Document section:
* START *

Exception when trying to change StreamingFileSink S3 bucket

2019-08-22 Thread sidhartha saurav
Hi,

We are trying to change our StreamingFileSink S3 bucket, say from s3://
*eu1/output_old* to s3://*eu2/output_new*. When we do so we get an
exception and the taskmanger goes into a restart loop.

We suspect that it tries to restore state and gets the bucketid from saved
state [* final BucketID bucketId =
recoveredState.getBucketId()*]. Flink then tries to read output_old from
eu2 and gets an AccessDeniedError. Rightly so as it has permission for
s3://eu2/output_new and not s3://eu2/output_old. We are not sure why is
Flink trying to access the old bucket and how to avoid this exception.

* END *

Source data:
* START *

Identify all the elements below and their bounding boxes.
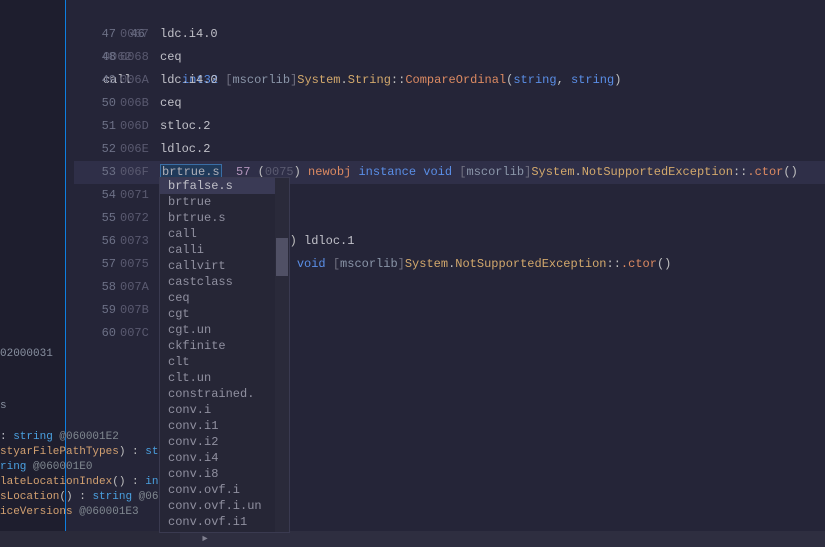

* END *

In the StreamingFileSink thread, which error does Flink get when it tries to read output_old from eu2? The lines are a separate set of material, unrelated to the StreamingFileSink thread.

An AccessDeniedError.